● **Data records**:
# # # # #
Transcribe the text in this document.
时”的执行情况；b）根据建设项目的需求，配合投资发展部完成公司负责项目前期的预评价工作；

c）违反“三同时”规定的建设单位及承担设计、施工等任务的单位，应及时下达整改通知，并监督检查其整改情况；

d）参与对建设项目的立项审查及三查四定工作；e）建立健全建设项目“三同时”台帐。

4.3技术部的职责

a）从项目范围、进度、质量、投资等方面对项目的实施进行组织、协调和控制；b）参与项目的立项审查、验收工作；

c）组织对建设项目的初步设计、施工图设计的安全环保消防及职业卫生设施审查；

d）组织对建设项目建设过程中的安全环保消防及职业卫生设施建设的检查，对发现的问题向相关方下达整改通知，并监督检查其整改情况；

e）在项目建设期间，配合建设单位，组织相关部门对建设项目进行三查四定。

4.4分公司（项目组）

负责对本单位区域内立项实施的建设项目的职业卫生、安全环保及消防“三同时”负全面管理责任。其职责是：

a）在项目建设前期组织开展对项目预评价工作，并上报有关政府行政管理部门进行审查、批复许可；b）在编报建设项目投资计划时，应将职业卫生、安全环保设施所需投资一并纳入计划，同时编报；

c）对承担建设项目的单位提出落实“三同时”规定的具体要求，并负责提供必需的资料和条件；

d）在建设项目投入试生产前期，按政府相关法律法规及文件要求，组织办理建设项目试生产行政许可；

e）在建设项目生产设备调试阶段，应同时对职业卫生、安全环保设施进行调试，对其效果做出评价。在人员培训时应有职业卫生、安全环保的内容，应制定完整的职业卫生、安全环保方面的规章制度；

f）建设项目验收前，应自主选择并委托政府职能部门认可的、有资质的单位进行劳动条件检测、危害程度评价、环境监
# # # # #
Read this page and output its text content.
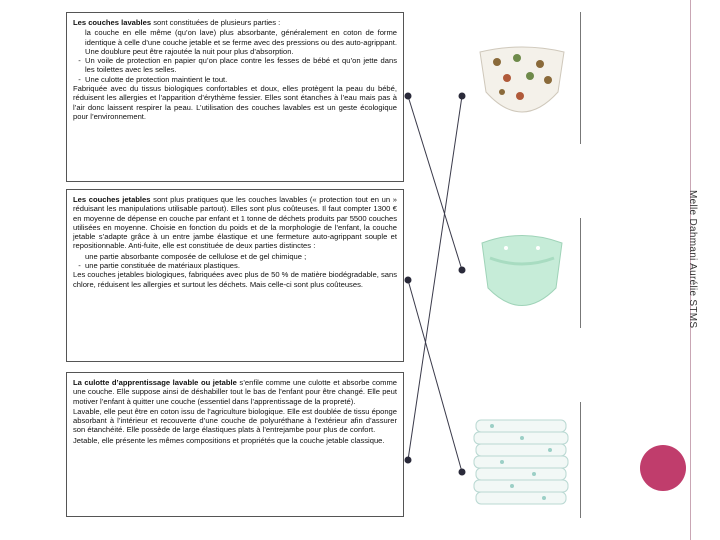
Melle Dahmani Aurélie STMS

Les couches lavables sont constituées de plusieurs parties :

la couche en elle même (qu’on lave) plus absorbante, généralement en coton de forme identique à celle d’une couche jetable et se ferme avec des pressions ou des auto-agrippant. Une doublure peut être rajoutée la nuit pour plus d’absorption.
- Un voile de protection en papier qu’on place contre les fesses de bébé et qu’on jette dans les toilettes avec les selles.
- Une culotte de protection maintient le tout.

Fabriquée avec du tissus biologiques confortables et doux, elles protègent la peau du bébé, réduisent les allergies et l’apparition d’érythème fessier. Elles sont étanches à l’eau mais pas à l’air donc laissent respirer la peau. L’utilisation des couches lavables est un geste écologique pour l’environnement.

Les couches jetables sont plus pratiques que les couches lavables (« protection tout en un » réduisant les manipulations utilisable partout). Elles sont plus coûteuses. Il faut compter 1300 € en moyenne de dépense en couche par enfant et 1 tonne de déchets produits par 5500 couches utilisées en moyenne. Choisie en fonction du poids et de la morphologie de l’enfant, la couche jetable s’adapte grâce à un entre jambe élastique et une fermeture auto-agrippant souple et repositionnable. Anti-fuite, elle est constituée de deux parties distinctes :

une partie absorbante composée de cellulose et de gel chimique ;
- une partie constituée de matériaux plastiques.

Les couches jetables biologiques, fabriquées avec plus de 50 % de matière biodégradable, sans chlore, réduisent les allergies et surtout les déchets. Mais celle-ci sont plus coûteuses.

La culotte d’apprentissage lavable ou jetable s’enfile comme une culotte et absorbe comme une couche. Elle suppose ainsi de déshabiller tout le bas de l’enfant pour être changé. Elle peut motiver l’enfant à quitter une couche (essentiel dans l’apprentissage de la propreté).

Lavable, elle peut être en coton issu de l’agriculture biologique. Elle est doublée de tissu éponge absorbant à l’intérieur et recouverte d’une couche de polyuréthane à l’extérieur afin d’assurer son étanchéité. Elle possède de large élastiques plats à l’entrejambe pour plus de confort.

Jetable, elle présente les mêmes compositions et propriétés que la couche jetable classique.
# # # # #
Collect every line with the string "celle" from the records, and copy each.

la couche en elle même (qu’on lave) plus absorbante, généralement en coton de forme identique à celle d’une couche jetable et se ferme avec des pressions ou des auto-agrippant. Une doublure peut être rajoutée la nuit pour plus d’absorption.
Les couches jetables biologiques, fabriquées avec plus de 50 % de matière biodégradable, sans chlore, réduisent les allergies et surtout les déchets. Mais celle-ci sont plus coûteuses.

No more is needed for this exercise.